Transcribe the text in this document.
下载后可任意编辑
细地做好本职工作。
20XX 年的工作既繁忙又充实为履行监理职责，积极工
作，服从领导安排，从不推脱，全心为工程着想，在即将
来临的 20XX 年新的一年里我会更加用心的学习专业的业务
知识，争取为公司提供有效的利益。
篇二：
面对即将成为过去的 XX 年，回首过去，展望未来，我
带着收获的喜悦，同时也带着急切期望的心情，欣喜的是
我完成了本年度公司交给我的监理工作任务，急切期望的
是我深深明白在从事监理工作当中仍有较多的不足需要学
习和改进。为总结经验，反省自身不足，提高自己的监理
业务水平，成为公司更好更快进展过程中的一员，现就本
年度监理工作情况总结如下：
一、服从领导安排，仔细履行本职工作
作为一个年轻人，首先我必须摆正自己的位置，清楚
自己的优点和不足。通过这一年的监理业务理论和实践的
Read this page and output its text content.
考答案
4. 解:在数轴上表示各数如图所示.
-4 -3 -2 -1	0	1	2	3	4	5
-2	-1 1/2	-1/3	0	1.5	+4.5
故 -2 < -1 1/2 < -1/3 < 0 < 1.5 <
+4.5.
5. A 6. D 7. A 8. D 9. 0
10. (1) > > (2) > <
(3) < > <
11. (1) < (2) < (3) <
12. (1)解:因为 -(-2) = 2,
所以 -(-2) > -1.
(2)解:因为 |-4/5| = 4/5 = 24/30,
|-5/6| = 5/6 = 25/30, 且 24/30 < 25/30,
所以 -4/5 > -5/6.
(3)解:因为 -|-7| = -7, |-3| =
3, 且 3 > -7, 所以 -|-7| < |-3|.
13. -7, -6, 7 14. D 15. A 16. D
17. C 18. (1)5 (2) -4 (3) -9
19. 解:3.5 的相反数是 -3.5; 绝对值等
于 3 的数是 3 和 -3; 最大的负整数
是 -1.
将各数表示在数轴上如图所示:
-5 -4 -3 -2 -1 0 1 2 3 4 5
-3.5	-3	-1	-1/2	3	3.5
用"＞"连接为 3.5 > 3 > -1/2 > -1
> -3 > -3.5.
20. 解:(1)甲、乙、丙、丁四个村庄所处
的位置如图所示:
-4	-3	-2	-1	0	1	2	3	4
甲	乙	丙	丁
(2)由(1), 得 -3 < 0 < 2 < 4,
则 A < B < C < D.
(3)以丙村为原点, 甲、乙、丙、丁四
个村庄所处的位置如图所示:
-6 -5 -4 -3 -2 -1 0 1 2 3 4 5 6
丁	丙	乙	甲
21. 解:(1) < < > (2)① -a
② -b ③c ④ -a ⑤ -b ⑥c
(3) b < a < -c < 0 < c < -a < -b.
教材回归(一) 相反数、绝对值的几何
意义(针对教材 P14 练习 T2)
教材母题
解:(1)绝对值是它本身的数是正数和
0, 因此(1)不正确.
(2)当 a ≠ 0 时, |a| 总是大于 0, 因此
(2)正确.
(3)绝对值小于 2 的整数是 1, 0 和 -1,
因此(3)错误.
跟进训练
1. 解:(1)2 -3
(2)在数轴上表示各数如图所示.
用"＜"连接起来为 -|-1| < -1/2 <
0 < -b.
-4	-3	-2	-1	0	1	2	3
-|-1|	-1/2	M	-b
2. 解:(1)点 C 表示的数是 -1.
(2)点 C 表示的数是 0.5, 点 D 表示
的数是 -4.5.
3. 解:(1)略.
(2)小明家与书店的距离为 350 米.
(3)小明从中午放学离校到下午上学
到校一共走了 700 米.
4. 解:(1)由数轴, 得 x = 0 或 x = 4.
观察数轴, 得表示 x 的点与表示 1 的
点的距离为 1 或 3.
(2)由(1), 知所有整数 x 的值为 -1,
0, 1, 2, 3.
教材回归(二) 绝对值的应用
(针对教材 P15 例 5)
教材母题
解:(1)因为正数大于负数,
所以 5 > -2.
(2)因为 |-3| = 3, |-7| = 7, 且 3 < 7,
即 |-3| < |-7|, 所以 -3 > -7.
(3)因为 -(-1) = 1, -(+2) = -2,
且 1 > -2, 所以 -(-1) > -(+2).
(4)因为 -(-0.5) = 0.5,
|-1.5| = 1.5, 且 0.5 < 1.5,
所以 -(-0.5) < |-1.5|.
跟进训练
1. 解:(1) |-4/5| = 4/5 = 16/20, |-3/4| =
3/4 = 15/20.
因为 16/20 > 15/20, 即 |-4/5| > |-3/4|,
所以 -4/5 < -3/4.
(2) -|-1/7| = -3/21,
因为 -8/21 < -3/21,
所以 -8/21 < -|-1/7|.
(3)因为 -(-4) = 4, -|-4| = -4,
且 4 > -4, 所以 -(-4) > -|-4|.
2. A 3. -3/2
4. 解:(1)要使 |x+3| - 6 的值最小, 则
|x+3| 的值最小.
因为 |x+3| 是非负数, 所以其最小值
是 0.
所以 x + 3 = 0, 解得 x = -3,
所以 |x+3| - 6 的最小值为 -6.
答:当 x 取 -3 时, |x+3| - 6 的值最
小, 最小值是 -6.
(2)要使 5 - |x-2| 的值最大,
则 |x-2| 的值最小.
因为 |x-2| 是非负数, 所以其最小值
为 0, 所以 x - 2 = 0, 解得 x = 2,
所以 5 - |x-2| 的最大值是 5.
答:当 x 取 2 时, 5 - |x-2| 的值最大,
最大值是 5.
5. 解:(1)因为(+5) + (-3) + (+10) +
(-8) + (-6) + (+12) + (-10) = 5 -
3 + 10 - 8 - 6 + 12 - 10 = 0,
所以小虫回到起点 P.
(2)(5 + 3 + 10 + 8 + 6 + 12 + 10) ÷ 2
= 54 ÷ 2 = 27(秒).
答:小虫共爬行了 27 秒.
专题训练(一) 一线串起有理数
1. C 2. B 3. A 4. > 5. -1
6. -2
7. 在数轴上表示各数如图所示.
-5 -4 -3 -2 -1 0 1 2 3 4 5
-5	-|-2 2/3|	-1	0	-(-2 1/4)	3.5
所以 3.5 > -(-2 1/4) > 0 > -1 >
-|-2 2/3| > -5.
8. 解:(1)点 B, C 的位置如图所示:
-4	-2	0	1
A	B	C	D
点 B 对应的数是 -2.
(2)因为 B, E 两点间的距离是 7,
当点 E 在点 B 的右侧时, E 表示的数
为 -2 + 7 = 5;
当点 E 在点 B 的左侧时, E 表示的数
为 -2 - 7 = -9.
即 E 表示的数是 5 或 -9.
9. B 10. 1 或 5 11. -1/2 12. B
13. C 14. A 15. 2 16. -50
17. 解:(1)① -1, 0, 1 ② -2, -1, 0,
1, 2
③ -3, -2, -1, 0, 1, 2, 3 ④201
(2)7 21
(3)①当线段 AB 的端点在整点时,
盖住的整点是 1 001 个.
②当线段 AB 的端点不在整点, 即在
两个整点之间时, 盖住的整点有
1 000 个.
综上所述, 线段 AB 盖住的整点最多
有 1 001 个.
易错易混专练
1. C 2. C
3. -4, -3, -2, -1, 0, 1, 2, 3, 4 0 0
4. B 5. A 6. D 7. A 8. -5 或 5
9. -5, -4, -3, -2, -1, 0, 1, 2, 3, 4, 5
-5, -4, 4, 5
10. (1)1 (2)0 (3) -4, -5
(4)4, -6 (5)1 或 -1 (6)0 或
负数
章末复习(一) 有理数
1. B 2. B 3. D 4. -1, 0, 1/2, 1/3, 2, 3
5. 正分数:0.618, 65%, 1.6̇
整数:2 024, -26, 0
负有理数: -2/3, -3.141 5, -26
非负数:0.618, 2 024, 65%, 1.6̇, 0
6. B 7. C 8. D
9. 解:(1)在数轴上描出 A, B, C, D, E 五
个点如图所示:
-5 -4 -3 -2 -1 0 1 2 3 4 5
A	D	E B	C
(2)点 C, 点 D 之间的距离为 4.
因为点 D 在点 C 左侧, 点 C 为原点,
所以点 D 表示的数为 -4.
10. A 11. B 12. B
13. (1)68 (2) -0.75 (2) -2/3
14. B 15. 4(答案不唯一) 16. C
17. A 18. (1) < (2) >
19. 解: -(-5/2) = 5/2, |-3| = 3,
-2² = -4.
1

▸ TO BE DONE:
The word "服从领导安排" may appear on some lines of these records; state how many such lines there are, and nothing else.

▸ TASK ANSWER:
2